**WRITTEN EXERCISE**
Of the lines in the data below, count the ones holding the string "sitting", and answer with that number only.

--- Begin DATA ---

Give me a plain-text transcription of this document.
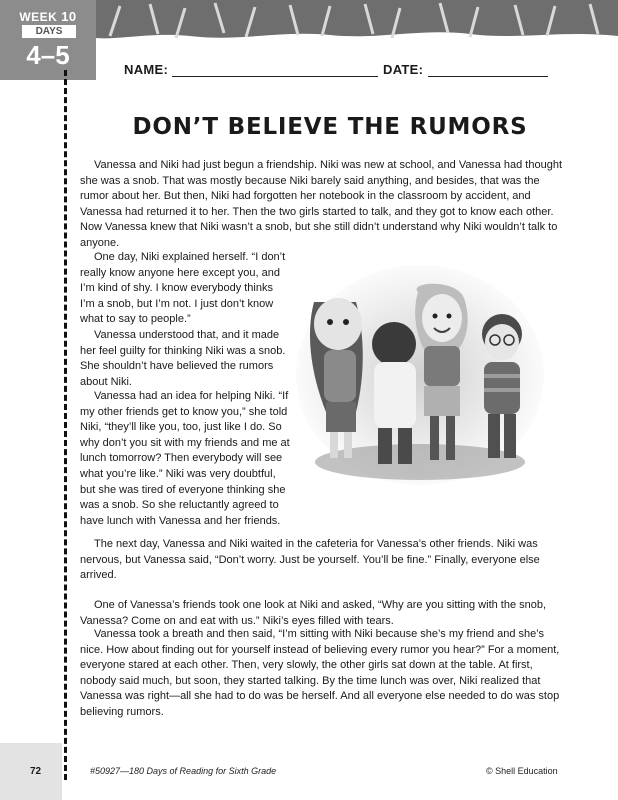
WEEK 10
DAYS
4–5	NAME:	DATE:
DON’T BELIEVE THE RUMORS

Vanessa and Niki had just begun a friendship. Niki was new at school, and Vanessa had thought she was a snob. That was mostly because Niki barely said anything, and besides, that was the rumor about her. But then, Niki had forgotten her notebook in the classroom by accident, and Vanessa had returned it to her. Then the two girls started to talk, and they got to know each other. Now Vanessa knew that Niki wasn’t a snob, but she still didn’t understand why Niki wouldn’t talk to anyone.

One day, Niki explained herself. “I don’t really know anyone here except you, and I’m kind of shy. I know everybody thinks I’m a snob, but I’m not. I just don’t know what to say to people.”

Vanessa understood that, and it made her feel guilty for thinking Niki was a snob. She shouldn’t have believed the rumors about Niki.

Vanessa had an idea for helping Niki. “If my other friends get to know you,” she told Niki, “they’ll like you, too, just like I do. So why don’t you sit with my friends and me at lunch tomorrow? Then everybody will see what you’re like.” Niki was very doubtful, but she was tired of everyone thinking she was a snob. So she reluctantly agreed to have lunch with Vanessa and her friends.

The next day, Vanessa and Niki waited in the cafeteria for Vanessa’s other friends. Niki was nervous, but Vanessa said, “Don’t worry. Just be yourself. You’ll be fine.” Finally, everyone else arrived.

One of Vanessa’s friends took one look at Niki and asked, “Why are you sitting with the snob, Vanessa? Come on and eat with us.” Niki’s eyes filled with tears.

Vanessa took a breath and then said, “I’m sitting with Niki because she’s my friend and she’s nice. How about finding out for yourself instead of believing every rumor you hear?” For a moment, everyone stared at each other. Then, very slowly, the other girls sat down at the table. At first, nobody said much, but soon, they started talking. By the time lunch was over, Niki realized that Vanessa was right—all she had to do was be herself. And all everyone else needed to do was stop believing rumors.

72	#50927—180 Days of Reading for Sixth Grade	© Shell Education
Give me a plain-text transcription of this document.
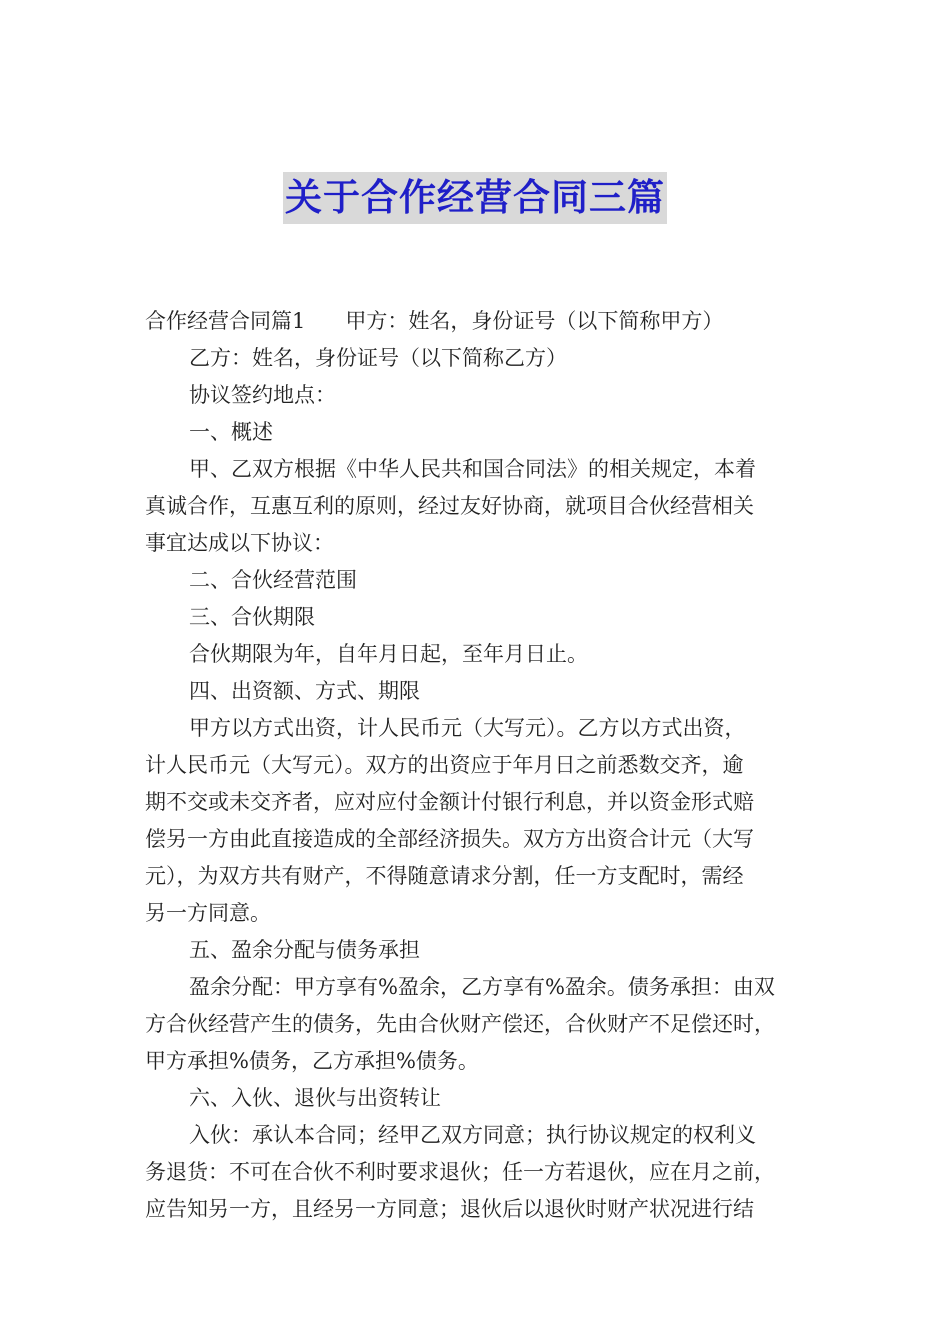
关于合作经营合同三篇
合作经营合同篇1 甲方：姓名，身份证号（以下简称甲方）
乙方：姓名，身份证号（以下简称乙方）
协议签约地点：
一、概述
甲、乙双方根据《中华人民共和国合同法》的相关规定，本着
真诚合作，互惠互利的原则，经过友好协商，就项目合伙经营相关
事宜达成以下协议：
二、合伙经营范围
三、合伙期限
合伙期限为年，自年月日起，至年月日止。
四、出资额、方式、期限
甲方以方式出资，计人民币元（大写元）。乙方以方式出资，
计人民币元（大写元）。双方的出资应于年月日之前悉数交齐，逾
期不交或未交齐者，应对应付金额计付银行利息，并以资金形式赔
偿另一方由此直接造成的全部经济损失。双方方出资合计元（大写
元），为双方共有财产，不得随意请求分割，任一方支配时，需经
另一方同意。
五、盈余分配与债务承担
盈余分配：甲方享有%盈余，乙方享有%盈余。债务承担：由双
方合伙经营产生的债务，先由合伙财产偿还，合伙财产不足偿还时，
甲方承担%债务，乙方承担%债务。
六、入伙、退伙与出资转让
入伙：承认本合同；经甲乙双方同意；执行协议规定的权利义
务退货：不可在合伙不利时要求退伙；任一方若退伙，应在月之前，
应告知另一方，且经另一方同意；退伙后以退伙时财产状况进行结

--- End DATA ---
--- Begin DATA ---

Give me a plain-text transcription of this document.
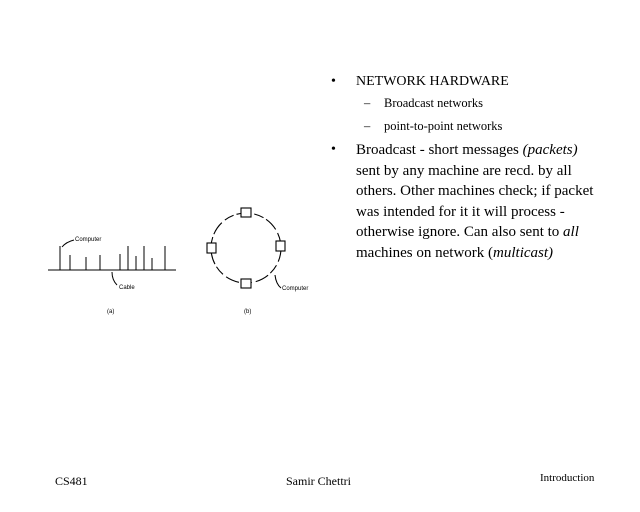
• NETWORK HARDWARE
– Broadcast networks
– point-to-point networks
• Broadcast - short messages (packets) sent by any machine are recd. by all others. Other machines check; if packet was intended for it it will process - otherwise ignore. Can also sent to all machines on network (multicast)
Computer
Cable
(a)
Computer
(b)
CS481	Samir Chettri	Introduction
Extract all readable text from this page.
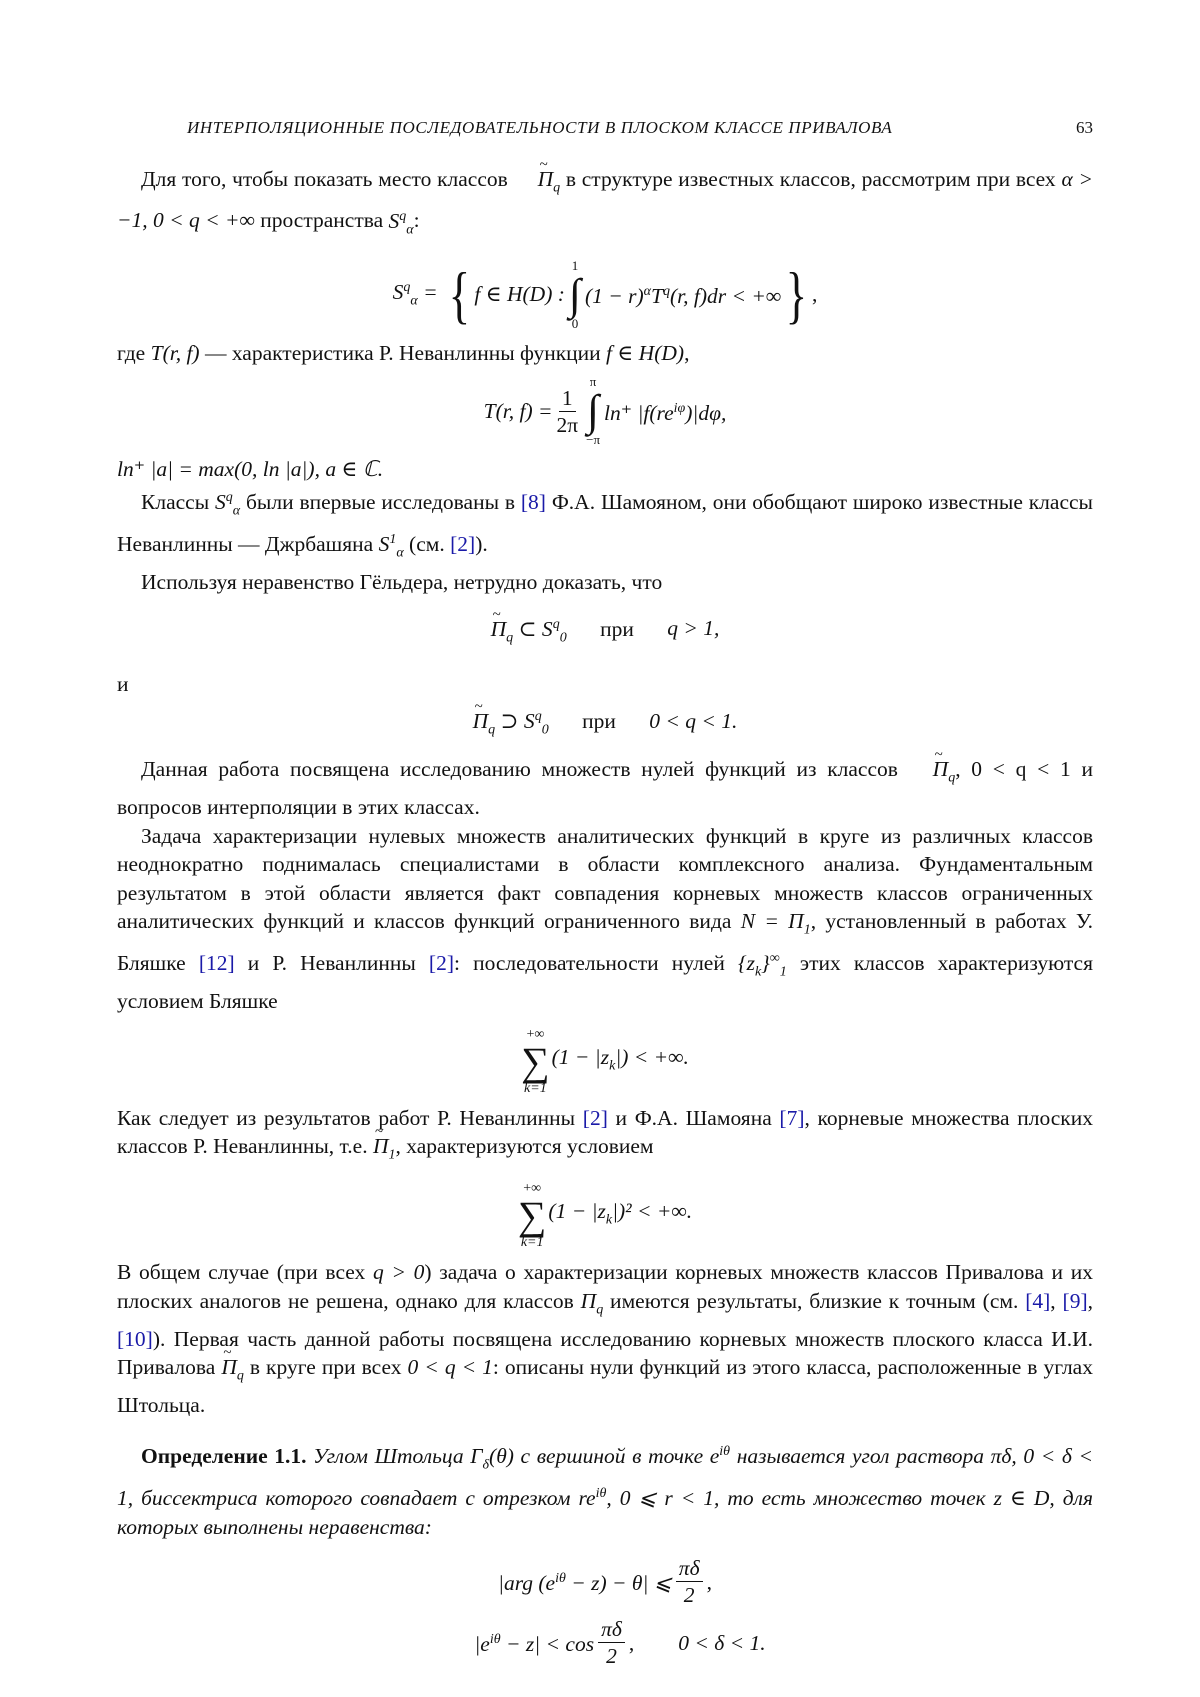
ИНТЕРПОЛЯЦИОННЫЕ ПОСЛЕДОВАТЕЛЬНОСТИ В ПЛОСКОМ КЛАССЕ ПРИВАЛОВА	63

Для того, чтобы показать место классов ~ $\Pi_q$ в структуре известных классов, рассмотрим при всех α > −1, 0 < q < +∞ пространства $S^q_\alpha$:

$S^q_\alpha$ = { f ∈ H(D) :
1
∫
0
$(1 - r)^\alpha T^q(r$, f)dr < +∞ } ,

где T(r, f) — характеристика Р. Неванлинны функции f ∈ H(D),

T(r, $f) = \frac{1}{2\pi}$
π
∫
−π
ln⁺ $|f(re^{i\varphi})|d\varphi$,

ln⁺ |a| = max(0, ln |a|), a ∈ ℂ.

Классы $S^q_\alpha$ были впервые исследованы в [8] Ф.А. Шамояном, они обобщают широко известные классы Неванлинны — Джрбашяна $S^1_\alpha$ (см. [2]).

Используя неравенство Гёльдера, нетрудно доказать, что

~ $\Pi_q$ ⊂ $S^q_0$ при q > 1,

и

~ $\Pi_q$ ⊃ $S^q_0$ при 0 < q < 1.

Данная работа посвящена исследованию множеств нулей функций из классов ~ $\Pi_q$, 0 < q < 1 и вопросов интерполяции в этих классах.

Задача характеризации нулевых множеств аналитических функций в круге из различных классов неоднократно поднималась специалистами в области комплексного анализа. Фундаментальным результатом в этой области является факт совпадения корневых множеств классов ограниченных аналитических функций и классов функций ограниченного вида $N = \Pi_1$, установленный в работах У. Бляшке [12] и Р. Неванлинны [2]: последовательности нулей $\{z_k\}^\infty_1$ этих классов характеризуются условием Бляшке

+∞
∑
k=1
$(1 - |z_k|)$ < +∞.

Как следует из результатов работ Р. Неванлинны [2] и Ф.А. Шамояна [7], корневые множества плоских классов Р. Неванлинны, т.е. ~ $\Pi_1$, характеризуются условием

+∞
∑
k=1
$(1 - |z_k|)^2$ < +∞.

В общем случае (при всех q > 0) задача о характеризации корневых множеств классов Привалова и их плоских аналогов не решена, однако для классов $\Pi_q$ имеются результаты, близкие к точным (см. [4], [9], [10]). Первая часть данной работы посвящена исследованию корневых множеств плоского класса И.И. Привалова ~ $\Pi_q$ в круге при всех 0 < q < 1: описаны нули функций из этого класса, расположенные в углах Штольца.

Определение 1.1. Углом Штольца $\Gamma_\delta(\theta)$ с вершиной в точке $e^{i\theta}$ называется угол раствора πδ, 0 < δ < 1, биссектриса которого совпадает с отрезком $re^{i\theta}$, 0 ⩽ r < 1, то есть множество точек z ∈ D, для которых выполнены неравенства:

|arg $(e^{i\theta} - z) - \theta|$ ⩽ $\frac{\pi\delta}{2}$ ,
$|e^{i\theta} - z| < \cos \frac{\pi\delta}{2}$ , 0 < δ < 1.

--- End DATA ---
--- Begin DATA ---

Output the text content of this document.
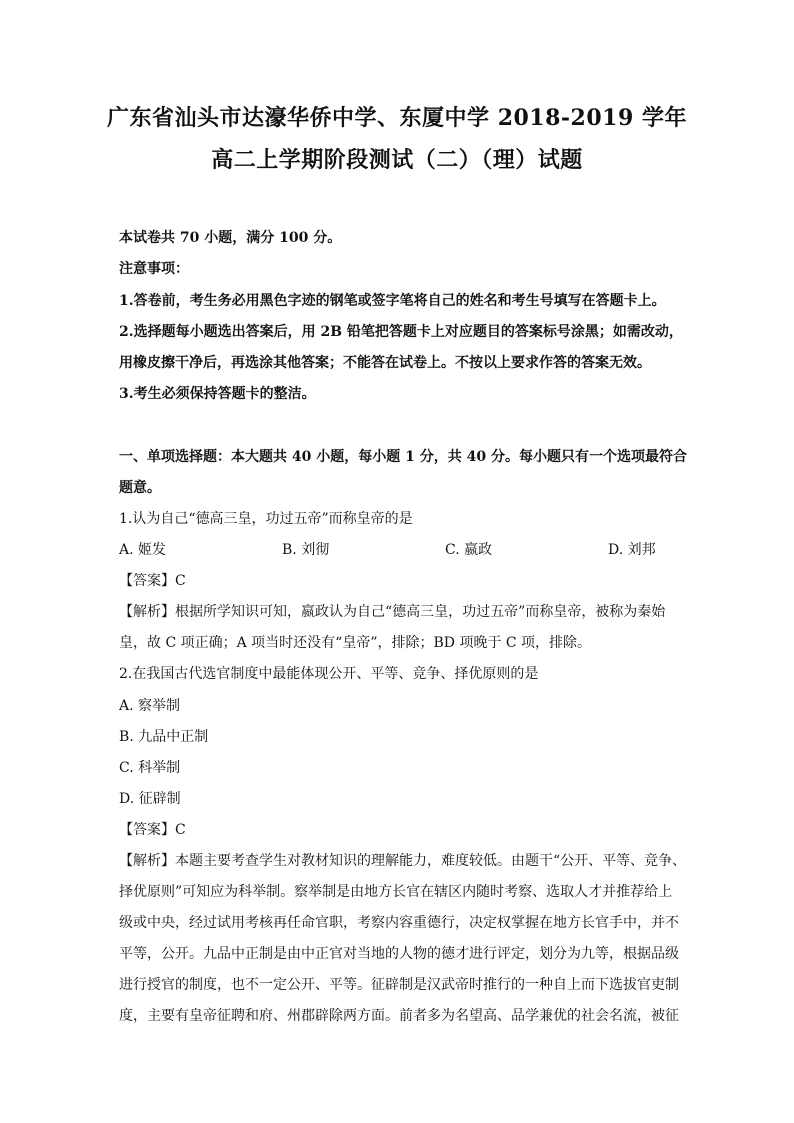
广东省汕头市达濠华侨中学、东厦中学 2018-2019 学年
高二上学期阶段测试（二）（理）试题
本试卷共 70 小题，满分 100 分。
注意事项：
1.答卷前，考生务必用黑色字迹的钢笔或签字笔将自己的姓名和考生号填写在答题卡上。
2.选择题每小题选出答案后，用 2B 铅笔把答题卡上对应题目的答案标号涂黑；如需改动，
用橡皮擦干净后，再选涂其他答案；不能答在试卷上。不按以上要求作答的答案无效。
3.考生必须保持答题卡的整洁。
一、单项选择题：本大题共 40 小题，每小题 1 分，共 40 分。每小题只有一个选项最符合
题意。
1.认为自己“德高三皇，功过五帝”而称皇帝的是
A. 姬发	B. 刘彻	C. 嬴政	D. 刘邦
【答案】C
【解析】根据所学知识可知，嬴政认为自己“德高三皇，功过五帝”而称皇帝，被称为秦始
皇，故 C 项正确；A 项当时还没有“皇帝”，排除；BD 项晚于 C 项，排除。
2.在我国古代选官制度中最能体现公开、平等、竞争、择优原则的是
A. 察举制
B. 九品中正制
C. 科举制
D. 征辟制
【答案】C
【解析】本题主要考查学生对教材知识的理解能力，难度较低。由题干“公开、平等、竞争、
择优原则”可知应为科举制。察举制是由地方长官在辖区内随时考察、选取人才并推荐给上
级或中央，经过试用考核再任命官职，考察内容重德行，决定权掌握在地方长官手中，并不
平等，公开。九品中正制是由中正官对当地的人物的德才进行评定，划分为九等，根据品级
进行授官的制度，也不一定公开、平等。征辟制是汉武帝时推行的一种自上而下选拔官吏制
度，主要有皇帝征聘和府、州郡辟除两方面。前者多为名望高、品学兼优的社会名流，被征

--- End DATA ---

**TASK OUTPUT**
2